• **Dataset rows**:
--- --- ---
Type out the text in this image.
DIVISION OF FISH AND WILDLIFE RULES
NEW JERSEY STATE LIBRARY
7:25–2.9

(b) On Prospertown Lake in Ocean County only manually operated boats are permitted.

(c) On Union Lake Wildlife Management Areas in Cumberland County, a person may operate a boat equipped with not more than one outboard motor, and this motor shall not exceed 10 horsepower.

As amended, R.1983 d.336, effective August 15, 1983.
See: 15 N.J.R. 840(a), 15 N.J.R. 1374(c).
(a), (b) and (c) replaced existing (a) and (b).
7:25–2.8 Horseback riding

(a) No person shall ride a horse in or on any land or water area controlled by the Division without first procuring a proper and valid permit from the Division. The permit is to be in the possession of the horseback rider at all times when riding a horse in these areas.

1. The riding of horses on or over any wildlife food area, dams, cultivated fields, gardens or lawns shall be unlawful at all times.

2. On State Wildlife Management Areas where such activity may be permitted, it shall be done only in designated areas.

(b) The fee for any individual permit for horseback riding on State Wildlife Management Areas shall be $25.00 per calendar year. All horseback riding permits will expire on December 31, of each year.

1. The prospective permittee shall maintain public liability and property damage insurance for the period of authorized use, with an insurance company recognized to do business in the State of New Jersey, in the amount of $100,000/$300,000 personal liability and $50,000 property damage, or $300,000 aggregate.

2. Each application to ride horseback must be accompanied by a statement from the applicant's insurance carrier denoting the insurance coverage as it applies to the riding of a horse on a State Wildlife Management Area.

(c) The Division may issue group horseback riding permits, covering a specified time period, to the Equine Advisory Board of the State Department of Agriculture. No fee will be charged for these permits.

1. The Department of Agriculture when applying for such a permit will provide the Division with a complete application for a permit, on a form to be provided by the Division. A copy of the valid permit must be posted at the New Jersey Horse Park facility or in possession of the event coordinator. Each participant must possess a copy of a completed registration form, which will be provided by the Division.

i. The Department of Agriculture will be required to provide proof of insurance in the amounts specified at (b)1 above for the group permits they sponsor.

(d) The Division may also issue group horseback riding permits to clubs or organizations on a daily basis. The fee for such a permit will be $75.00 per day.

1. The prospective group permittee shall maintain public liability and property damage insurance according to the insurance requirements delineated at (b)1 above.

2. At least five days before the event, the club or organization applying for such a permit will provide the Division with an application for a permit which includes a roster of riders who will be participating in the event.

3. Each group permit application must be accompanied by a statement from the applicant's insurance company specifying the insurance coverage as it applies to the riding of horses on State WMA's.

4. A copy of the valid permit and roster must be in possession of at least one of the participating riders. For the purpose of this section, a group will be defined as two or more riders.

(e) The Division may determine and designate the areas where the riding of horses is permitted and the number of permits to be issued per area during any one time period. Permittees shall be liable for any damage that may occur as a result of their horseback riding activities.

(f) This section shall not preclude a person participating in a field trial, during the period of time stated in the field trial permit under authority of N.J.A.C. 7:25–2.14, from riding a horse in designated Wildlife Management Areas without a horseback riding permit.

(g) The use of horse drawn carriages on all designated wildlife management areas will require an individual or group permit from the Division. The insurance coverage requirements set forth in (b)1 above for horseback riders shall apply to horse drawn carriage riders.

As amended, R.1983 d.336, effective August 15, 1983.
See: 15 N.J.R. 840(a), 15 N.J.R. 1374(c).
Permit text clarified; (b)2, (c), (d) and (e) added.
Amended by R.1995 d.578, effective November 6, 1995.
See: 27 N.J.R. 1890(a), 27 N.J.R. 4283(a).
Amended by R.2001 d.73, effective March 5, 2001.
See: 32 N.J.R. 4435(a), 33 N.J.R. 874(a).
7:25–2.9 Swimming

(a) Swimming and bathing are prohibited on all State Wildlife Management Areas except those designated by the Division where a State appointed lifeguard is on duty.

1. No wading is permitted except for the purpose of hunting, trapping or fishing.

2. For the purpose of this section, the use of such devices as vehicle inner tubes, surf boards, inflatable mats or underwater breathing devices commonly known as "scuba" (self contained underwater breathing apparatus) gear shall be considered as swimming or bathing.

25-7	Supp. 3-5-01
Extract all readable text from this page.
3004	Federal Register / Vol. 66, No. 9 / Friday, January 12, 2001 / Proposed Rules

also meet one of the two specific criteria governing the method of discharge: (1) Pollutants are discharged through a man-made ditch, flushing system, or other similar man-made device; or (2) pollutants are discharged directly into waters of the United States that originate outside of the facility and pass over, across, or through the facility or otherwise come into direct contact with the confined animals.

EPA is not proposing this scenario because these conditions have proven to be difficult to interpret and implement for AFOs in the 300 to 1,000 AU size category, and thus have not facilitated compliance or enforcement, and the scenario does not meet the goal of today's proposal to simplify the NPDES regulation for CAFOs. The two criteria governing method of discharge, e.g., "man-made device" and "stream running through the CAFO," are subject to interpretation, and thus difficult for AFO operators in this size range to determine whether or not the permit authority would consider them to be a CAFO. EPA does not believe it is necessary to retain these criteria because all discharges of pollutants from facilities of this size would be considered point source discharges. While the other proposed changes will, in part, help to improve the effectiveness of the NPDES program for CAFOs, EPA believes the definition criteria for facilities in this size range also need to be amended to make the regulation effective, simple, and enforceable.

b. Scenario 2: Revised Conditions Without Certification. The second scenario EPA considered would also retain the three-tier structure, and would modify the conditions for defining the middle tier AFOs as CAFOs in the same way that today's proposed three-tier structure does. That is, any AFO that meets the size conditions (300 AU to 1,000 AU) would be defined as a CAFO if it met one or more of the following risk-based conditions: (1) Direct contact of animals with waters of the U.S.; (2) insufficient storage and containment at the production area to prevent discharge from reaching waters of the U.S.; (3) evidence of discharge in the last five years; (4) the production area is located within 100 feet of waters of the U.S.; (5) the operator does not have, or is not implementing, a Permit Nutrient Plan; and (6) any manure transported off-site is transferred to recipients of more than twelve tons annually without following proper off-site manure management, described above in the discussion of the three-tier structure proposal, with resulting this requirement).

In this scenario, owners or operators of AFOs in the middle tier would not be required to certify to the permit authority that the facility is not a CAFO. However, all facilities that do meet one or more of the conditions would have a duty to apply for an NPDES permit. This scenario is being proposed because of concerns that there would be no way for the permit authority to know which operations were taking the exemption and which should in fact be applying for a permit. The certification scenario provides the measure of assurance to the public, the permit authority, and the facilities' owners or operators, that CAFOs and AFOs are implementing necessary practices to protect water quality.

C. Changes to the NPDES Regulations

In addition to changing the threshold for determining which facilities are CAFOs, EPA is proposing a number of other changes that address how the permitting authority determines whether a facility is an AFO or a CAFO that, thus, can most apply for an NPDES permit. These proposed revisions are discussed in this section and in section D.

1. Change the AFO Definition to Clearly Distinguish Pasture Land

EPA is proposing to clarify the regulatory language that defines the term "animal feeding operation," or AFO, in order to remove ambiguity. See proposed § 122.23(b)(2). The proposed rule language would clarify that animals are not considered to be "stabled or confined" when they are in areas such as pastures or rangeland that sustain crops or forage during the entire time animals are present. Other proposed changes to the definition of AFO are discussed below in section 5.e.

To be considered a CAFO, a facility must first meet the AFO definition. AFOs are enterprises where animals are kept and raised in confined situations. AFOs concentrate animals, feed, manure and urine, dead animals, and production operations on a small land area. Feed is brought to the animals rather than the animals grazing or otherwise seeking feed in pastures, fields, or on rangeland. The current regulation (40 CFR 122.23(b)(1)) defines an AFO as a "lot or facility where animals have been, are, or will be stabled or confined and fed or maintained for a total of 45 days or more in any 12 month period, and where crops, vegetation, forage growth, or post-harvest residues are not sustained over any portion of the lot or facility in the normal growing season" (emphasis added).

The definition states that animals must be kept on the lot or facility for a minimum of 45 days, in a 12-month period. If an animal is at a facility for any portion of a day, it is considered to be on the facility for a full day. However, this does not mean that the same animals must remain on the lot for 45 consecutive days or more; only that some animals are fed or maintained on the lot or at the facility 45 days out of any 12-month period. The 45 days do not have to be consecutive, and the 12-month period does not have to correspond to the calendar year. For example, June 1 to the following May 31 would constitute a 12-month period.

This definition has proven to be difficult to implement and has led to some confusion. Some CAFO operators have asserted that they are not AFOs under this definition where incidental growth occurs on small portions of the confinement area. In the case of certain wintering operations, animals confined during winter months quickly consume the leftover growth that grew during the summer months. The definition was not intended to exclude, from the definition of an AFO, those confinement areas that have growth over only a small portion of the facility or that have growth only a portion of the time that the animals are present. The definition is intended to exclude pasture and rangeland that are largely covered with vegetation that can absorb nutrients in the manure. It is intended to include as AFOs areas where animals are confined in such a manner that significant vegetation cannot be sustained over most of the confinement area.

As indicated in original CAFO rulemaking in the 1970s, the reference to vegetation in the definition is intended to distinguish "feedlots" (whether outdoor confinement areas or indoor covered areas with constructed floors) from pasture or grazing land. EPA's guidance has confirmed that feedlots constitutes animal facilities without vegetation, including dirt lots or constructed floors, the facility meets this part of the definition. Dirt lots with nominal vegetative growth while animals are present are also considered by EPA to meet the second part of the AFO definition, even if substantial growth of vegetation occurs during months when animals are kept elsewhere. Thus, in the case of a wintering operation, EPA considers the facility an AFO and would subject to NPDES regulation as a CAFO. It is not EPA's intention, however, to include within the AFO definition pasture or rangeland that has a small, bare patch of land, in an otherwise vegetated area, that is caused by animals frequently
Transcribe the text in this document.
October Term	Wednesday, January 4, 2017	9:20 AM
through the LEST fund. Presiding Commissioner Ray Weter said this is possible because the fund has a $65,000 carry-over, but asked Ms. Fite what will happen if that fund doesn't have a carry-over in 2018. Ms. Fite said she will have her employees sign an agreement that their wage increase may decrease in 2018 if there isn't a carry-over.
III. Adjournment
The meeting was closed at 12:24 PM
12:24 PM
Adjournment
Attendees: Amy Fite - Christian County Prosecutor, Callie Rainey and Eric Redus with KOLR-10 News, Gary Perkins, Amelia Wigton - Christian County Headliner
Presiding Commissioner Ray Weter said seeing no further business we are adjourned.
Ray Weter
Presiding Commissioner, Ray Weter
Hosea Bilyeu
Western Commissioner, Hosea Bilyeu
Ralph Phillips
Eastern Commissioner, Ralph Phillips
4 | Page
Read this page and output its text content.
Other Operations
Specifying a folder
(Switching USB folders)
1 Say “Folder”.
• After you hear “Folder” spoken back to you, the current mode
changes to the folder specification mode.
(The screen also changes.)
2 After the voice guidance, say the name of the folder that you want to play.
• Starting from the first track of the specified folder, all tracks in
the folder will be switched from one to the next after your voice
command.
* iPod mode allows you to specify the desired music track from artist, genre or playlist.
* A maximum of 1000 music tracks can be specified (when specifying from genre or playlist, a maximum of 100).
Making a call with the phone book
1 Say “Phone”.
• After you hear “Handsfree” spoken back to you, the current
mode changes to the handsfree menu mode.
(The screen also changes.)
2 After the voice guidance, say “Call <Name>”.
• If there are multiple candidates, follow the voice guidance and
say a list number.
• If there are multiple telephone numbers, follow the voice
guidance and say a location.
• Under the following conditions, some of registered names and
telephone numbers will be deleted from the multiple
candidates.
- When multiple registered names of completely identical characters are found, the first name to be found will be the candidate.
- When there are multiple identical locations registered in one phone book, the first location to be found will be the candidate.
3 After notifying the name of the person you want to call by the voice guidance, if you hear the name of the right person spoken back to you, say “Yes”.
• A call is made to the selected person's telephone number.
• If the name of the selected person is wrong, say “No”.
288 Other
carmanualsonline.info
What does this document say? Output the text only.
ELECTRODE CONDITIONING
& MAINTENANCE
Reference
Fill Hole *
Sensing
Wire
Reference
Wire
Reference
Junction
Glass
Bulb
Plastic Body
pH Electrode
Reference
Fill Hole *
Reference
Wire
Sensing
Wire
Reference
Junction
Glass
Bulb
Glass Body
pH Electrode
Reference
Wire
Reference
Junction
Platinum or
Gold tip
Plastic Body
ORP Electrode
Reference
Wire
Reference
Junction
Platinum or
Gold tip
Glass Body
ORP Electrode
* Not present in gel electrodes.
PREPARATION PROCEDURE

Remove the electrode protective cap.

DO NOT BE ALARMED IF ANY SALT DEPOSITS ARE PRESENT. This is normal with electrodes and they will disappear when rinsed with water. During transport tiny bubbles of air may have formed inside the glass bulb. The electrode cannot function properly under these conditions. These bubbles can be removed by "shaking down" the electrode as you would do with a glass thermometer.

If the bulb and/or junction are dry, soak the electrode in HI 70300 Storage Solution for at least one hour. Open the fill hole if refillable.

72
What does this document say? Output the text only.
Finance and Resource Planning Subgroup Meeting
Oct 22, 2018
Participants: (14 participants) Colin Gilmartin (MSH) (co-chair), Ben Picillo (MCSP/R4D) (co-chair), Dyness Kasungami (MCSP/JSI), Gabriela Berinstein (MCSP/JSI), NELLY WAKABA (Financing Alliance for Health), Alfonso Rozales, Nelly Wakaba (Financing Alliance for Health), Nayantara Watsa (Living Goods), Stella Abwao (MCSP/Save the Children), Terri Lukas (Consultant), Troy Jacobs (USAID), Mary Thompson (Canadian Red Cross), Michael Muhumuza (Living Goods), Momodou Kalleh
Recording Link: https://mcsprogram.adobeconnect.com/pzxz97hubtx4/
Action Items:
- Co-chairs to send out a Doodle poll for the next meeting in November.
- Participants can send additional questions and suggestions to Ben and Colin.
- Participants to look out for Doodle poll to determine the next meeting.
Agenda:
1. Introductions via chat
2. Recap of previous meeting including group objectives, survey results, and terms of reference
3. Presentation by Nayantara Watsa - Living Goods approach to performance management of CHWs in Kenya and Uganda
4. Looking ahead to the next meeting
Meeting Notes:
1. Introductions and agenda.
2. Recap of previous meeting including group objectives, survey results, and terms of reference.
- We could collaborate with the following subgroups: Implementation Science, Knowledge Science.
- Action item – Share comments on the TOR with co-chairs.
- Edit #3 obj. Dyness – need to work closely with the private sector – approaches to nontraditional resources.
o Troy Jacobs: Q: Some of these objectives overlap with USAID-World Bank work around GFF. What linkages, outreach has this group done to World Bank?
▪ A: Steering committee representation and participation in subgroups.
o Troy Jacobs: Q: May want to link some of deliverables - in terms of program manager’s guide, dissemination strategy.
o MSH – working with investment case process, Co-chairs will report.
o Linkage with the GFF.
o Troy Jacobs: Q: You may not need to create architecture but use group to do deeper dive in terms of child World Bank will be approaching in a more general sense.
--- --- ---
• **TASK BRIEF**:
In the material above, find each line that contains the word "location", and select it.

• **WORKED SOLUTION**:
guidance and say a location.
- When there are multiple identical locations registered in one phone book, the first location to be found will be the candidate.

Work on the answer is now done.